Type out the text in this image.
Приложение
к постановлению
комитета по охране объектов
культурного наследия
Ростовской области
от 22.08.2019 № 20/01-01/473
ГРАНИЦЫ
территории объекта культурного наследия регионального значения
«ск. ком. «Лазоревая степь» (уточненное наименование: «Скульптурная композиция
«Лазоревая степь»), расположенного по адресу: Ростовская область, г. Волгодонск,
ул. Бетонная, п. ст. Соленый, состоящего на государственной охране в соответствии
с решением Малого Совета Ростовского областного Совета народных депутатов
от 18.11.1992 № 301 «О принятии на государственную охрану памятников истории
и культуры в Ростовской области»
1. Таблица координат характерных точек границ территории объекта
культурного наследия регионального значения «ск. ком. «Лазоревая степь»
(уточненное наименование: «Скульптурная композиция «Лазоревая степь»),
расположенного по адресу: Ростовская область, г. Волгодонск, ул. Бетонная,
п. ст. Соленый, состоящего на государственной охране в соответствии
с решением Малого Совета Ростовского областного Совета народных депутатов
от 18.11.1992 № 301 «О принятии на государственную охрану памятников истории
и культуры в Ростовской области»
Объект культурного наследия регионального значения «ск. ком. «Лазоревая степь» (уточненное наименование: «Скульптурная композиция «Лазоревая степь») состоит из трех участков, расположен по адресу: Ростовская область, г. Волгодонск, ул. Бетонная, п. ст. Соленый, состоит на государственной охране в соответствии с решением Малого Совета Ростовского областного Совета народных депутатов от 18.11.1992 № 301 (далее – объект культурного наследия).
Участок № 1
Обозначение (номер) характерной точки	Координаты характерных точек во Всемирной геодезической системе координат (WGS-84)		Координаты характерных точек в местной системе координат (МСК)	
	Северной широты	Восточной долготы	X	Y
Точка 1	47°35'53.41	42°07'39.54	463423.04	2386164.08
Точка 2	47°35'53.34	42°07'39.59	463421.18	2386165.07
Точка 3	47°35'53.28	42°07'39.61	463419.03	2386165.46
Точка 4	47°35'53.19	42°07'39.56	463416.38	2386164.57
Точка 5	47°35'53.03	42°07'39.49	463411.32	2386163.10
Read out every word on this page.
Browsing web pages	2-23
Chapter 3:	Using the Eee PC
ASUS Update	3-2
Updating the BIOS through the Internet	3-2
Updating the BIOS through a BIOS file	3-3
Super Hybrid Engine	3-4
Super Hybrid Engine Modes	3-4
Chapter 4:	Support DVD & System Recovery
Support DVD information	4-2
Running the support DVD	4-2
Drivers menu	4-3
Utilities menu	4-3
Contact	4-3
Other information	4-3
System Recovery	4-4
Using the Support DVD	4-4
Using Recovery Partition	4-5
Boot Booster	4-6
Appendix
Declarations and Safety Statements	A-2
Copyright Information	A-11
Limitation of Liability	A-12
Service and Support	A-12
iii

---*---

Each line with the string "расположенного" in it needs to be found and copied.

▶ _Final result_
«Лазоревая степь»), расположенного по адресу: Ростовская область, г. Волгодонск,
расположенного по адресу: Ростовская область, г. Волгодонск, ул. Бетонная,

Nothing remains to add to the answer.